Reproduce the entire listing word for word.

──────── Data entries

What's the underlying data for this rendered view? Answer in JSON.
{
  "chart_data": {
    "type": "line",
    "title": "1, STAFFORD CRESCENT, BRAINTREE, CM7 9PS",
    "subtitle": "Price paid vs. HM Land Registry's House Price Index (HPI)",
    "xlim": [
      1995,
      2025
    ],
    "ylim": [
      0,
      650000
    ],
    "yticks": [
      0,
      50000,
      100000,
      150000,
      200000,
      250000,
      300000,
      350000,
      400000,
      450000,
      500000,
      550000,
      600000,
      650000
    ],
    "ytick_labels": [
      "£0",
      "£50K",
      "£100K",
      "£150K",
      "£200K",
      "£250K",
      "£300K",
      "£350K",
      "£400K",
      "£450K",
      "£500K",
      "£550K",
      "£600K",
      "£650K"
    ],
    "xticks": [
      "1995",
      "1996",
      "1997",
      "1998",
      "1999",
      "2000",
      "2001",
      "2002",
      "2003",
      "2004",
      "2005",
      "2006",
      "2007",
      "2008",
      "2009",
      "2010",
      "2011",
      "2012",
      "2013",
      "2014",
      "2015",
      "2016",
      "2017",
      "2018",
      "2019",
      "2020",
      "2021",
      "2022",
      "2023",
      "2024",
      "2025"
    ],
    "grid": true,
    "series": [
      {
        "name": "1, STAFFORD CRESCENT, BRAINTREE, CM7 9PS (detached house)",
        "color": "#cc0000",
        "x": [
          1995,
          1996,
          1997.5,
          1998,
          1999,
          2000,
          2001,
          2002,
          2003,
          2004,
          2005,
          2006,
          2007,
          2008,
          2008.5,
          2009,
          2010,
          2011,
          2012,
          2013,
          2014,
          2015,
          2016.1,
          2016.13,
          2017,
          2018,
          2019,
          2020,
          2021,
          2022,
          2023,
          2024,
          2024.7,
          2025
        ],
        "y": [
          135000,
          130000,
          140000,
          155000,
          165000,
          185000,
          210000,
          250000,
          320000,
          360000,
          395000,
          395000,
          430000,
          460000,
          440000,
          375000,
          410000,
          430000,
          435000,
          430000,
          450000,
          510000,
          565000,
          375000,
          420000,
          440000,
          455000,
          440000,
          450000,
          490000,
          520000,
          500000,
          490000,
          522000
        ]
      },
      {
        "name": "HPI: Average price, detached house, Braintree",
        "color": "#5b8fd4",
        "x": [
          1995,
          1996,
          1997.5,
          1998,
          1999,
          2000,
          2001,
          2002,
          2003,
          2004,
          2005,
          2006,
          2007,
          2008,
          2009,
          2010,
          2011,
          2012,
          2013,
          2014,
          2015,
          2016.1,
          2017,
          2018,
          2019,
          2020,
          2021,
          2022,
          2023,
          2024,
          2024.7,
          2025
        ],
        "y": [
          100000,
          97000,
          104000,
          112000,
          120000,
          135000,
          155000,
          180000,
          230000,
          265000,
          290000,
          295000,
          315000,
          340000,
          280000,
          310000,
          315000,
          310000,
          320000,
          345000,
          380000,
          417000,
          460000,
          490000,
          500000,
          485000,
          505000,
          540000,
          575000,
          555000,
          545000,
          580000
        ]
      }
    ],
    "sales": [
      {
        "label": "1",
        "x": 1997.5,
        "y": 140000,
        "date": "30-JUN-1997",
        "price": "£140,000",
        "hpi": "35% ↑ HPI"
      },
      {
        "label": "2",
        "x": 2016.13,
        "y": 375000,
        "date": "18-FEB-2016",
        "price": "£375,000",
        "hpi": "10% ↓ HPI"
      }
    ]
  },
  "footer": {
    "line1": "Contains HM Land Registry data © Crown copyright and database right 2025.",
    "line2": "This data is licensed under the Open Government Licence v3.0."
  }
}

────────────────

» Exercise solution:
What's the underlying data for this rendered view? Answer in JSON.
{
  "chart_data": {
    "type": "line",
    "title": "1, STAFFORD CRESCENT, BRAINTREE, CM7 9PS",
    "subtitle": "Price paid vs. HM Land Registry's House Price Index (HPI)",
    "xlim": [
      1995,
      2025
    ],
    "ylim": [
      0,
      650000
    ],
    "yticks": [
      0,
      50000,
      100000,
      150000,
      200000,
      250000,
      300000,
      350000,
      400000,
      450000,
      500000,
      550000,
      600000,
      650000
    ],
    "ytick_labels": [
      "£0",
      "£50K",
      "£100K",
      "£150K",
      "£200K",
      "£250K",
      "£300K",
      "£350K",
      "£400K",
      "£450K",
      "£500K",
      "£550K",
      "£600K",
      "£650K"
    ],
    "xticks": [
      "1995",
      "1996",
      "1997",
      "1998",
      "1999",
      "2000",
      "2001",
      "2002",
      "2003",
      "2004",
      "2005",
      "2006",
      "2007",
      "2008",
      "2009",
      "2010",
      "2011",
      "2012",
      "2013",
      "2014",
      "2015",
      "2016",
      "2017",
      "2018",
      "2019",
      "2020",
      "2021",
      "2022",
      "2023",
      "2024",
      "2025"
    ],
    "grid": true,
    "series": [
      {
        "name": "1, STAFFORD CRESCENT, BRAINTREE, CM7 9PS (detached house)",
        "color": "#cc0000",
        "x": [
          1995,
          1996,
          1997.5,
          1998,
          1999,
          2000,
          2001,
          2002,
          2003,
          2004,
          2005,
          2006,
          2007,
          2008,
          2008.5,
          2009,
          2010,
          2011,
          2012,
          2013,
          2014,
          2015,
          2016.1,
          2016.13,
          2017,
          2018,
          2019,
          2020,
          2021,
          2022,
          2023,
          2024,
          2024.7,
          2025
        ],
        "y": [
          135000,
          130000,
          140000,
          155000,
          165000,
          185000,
          210000,
          250000,
          320000,
          360000,
          395000,
          395000,
          430000,
          460000,
          440000,
          375000,
          410000,
          430000,
          435000,
          430000,
          450000,
          510000,
          565000,
          375000,
          420000,
          440000,
          455000,
          440000,
          450000,
          490000,
          520000,
          500000,
          490000,
          522000
        ]
      },
      {
        "name": "HPI: Average price, detached house, Braintree",
        "color": "#5b8fd4",
        "x": [
          1995,
          1996,
          1997.5,
          1998,
          1999,
          2000,
          2001,
          2002,
          2003,
          2004,
          2005,
          2006,
          2007,
          2008,
          2009,
          2010,
          2011,
          2012,
          2013,
          2014,
          2015,
          2016.1,
          2017,
          2018,
          2019,
          2020,
          2021,
          2022,
          2023,
          2024,
          2024.7,
          2025
        ],
        "y": [
          100000,
          97000,
          104000,
          112000,
          120000,
          135000,
          155000,
          180000,
          230000,
          265000,
          290000,
          295000,
          315000,
          340000,
          280000,
          310000,
          315000,
          310000,
          320000,
          345000,
          380000,
          417000,
          460000,
          490000,
          500000,
          485000,
          505000,
          540000,
          575000,
          555000,
          545000,
          580000
        ]
      }
    ],
    "sales": [
      {
        "label": "1",
        "x": 1997.5,
        "y": 140000,
        "date": "30-JUN-1997",
        "price": "£140,000",
        "hpi": "35% ↑ HPI"
      },
      {
        "label": "2",
        "x": 2016.13,
        "y": 375000,
        "date": "18-FEB-2016",
        "price": "£375,000",
        "hpi": "10% ↓ HPI"
      }
    ]
  },
  "footer": {
    "line1": "Contains HM Land Registry data © Crown copyright and database right 2025.",
    "line2": "This data is licensed under the Open Government Licence v3.0."
  }
}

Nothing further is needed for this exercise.